__What is required__
Pull out every line below that holds the word "Householder".

__Records shown__

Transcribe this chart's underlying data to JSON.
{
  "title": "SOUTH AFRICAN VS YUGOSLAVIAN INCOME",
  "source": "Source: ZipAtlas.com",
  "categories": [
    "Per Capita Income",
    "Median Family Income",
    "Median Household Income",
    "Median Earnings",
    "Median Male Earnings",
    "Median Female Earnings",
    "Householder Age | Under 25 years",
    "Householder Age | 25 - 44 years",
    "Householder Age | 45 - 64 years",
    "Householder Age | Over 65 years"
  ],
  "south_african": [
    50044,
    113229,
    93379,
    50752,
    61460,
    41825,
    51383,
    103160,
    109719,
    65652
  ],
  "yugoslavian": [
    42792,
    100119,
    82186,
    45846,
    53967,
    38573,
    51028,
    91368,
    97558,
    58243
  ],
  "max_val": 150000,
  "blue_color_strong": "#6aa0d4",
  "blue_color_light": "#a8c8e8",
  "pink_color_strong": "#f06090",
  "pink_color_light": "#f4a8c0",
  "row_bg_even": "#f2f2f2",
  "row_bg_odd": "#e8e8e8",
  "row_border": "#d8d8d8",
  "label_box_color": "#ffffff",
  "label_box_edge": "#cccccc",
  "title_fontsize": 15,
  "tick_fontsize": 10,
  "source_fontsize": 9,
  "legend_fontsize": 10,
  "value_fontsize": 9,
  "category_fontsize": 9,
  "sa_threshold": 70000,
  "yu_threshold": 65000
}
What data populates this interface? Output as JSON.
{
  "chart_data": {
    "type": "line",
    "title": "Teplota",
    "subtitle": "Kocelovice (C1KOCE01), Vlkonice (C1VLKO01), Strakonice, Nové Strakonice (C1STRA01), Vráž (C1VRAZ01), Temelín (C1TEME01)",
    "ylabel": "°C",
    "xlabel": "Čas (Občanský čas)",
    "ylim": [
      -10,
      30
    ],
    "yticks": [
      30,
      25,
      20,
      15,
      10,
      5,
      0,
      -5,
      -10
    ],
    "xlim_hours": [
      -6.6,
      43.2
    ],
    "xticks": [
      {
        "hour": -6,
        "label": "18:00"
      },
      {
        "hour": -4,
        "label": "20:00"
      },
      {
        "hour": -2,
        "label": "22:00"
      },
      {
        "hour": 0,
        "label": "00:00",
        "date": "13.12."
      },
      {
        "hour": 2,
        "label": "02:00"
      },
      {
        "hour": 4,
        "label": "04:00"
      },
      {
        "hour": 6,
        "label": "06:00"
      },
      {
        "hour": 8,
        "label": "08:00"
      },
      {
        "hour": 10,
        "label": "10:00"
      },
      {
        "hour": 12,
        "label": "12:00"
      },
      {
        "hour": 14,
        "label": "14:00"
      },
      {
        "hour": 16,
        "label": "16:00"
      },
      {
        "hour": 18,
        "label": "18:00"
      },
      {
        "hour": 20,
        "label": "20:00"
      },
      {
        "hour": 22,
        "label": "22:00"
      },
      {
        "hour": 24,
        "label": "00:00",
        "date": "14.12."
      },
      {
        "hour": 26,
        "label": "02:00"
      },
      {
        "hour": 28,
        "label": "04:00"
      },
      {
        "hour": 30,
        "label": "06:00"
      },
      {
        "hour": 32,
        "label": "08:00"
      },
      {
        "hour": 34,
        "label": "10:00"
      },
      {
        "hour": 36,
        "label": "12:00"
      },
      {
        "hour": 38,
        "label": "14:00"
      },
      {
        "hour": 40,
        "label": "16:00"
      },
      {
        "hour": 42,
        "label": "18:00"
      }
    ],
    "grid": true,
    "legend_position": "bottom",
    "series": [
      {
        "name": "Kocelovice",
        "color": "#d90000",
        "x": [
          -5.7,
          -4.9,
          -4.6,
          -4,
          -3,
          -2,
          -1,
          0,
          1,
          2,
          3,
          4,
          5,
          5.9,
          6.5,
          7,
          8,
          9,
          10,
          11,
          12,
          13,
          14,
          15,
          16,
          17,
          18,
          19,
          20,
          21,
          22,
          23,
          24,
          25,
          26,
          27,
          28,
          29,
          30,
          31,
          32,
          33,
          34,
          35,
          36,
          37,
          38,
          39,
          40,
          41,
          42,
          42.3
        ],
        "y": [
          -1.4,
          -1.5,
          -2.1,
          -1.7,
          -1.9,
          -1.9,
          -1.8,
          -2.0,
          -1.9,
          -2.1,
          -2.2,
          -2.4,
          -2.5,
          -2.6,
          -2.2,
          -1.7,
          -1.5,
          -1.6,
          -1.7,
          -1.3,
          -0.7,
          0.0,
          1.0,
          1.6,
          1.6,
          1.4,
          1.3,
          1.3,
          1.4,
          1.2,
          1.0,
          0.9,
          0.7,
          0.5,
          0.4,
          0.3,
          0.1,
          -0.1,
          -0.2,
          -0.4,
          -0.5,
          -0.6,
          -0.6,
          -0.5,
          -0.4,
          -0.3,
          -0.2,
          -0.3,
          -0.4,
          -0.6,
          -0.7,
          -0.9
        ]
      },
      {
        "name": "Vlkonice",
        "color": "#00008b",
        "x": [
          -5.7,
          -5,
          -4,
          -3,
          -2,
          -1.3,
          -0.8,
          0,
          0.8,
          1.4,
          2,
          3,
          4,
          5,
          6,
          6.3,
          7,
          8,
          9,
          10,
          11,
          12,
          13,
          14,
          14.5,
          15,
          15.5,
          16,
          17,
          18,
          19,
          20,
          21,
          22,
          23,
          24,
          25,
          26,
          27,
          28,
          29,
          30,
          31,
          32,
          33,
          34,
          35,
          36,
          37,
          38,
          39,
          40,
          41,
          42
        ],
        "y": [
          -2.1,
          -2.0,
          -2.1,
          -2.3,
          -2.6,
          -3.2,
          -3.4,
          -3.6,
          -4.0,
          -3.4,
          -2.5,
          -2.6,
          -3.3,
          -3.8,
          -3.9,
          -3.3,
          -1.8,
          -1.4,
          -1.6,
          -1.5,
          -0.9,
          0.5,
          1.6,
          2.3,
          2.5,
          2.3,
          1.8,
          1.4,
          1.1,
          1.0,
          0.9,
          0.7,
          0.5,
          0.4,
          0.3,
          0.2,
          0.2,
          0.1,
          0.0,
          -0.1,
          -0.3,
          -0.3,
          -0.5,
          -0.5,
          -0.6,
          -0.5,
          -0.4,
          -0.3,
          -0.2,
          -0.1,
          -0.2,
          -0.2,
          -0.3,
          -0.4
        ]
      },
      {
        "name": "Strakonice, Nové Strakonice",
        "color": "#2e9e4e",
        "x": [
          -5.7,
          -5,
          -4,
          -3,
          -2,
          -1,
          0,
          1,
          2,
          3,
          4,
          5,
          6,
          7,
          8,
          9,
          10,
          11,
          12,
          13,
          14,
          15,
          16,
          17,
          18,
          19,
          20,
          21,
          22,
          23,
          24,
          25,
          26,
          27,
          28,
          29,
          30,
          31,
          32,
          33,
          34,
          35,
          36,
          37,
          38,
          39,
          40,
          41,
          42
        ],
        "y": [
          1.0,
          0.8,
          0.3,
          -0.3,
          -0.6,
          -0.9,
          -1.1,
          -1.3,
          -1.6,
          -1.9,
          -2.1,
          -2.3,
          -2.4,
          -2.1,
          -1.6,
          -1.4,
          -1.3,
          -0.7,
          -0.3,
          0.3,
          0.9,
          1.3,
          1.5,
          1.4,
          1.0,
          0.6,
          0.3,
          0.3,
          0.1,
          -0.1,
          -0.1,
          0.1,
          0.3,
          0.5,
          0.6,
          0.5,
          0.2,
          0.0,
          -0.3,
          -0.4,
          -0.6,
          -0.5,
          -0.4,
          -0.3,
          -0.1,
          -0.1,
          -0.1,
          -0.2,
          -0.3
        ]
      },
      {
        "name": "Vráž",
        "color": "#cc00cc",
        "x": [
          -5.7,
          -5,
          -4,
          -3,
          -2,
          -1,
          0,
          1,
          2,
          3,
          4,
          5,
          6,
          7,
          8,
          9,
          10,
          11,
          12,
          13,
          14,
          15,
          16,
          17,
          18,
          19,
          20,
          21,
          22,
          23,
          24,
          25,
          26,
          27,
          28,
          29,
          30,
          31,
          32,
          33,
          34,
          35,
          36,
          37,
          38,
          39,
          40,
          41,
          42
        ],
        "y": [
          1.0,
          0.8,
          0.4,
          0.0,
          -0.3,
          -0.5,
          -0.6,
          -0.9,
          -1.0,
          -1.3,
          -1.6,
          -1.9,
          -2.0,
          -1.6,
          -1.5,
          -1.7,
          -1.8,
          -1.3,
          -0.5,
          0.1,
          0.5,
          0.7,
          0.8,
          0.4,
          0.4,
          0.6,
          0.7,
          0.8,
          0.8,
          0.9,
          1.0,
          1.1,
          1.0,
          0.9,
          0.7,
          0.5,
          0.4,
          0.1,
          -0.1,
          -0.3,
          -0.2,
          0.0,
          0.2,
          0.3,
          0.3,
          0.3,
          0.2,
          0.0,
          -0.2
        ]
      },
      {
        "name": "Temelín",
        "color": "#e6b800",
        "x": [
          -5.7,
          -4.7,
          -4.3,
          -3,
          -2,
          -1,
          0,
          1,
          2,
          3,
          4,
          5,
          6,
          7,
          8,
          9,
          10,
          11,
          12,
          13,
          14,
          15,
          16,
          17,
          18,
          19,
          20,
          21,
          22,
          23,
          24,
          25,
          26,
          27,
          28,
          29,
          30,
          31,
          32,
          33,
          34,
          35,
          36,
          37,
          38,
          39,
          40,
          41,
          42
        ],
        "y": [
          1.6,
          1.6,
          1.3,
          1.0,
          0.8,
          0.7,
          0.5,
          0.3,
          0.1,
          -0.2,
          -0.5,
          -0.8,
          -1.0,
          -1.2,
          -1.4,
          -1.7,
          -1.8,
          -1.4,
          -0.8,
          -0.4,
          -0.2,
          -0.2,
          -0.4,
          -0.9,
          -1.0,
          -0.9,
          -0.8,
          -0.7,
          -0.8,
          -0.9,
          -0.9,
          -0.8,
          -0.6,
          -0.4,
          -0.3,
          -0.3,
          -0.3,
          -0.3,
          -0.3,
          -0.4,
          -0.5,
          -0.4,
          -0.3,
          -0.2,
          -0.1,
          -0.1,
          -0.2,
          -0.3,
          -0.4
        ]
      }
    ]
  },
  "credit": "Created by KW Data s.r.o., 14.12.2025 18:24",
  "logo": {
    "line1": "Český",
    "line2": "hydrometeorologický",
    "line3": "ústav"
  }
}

__Output of the exercise__
    "Householder Age | Under 25 years",
    "Householder Age | 25 - 44 years",
    "Householder Age | 45 - 64 years",
    "Householder Age | Over 65 years"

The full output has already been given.